[Work item] Pull every line with "name" from the material.

#### Dataset content

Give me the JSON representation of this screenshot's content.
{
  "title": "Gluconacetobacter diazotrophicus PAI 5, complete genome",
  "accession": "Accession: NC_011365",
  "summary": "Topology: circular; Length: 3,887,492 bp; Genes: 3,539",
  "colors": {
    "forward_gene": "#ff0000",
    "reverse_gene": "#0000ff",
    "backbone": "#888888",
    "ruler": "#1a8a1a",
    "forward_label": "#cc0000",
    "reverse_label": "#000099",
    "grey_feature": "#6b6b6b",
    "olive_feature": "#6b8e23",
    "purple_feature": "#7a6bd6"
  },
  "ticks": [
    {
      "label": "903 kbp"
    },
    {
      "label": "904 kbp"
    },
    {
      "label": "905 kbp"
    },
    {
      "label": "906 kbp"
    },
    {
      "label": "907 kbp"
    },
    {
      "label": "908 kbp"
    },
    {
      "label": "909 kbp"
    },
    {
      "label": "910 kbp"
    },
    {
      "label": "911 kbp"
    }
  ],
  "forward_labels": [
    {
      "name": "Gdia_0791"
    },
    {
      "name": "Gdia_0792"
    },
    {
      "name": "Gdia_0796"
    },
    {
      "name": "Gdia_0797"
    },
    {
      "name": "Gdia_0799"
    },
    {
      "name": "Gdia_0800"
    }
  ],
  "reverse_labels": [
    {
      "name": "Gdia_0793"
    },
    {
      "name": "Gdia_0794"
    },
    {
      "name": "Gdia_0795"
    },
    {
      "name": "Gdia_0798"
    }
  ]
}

########

[Solution to this problem]
      "name": "Gdia_0791"
      "name": "Gdia_0792"
      "name": "Gdia_0796"
      "name": "Gdia_0797"
      "name": "Gdia_0799"
      "name": "Gdia_0800"
      "name": "Gdia_0793"
      "name": "Gdia_0794"
      "name": "Gdia_0795"
      "name": "Gdia_0798"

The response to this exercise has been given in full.